What is being asked: Only the lines holding the string "thanh" are needed. Copy each one.

--- BEGIN Records supplied ---

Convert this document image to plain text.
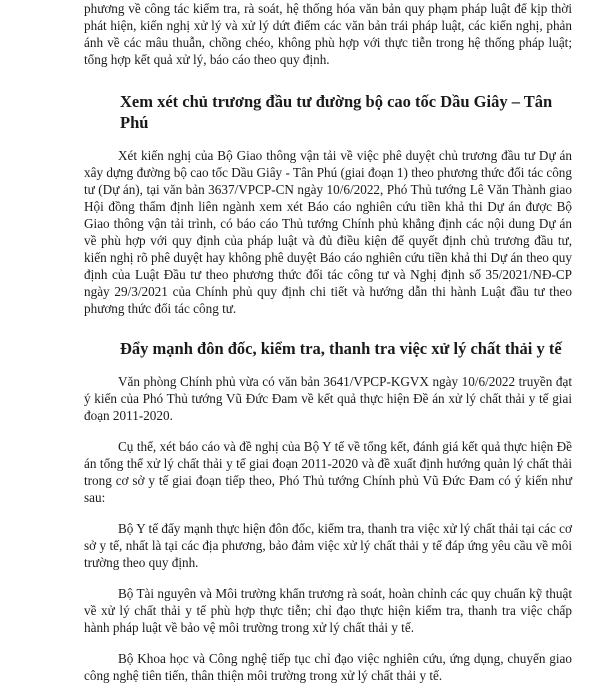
phương về công tác kiểm tra, rà soát, hệ thống hóa văn bản quy phạm pháp luật để kịp thời phát hiện, kiến nghị xử lý và xử lý dứt điểm các văn bản trái pháp luật, các kiến nghị, phản ánh về các mâu thuẫn, chồng chéo, không phù hợp với thực tiễn trong hệ thống pháp luật; tổng hợp kết quả xử lý, báo cáo theo quy định.

Xem xét chủ trương đầu tư đường bộ cao tốc Dầu Giây – Tân Phú

Xét kiến nghị của Bộ Giao thông vận tải về việc phê duyệt chủ trương đầu tư Dự án xây dựng đường bộ cao tốc Dầu Giây - Tân Phú (giai đoạn 1) theo phương thức đối tác công tư (Dự án), tại văn bản 3637/VPCP-CN ngày 10/6/2022, Phó Thủ tướng Lê Văn Thành giao Hội đồng thẩm định liên ngành xem xét Báo cáo nghiên cứu tiền khả thi Dự án được Bộ Giao thông vận tải trình, có báo cáo Thủ tướng Chính phủ khẳng định các nội dung Dự án về phù hợp với quy định của pháp luật và đủ điều kiện để quyết định chủ trương đầu tư, kiến nghị rõ phê duyệt hay không phê duyệt Báo cáo nghiên cứu tiền khả thi Dự án theo quy định của Luật Đầu tư theo phương thức đối tác công tư và Nghị định số 35/2021/NĐ-CP ngày 29/3/2021 của Chính phủ quy định chi tiết và hướng dẫn thi hành Luật đầu tư theo phương thức đối tác công tư.

Đẩy mạnh đôn đốc, kiểm tra, thanh tra việc xử lý chất thải y tế

Văn phòng Chính phủ vừa có văn bản 3641/VPCP-KGVX ngày 10/6/2022 truyền đạt ý kiến của Phó Thủ tướng Vũ Đức Đam về kết quả thực hiện Đề án xử lý chất thải y tế giai đoạn 2011-2020.

Cụ thể, xét báo cáo và đề nghị của Bộ Y tế về tổng kết, đánh giá kết quả thực hiện Đề án tổng thể xử lý chất thải y tế giai đoạn 2011-2020 và đề xuất định hướng quản lý chất thải trong cơ sở y tế giai đoạn tiếp theo, Phó Thủ tướng Chính phủ Vũ Đức Đam có ý kiến như sau:

Bộ Y tế đẩy mạnh thực hiện đôn đốc, kiểm tra, thanh tra việc xử lý chất thải tại các cơ sở y tế, nhất là tại các địa phương, bảo đảm việc xử lý chất thải y tế đáp ứng yêu cầu về môi trường theo quy định.

Bộ Tài nguyên và Môi trường khẩn trương rà soát, hoàn chỉnh các quy chuẩn kỹ thuật về xử lý chất thải y tế phù hợp thực tiễn; chỉ đạo thực hiện kiểm tra, thanh tra việc chấp hành pháp luật về bảo vệ môi trường trong xử lý chất thải y tế.

Bộ Khoa học và Công nghệ tiếp tục chỉ đạo việc nghiên cứu, ứng dụng, chuyển giao công nghệ tiên tiến, thân thiện môi trường trong xử lý chất thải y tế.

--- END Records supplied ---

Reply:
Đẩy mạnh đôn đốc, kiểm tra, thanh tra việc xử lý chất thải y tế
Bộ Y tế đẩy mạnh thực hiện đôn đốc, kiểm tra, thanh tra việc xử lý chất thải tại các cơ sở y tế, nhất là tại các địa phương, bảo đảm việc xử lý chất thải y tế đáp ứng yêu cầu về môi trường theo quy định.
Bộ Tài nguyên và Môi trường khẩn trương rà soát, hoàn chỉnh các quy chuẩn kỹ thuật về xử lý chất thải y tế phù hợp thực tiễn; chỉ đạo thực hiện kiểm tra, thanh tra việc chấp hành pháp luật về bảo vệ môi trường trong xử lý chất thải y tế.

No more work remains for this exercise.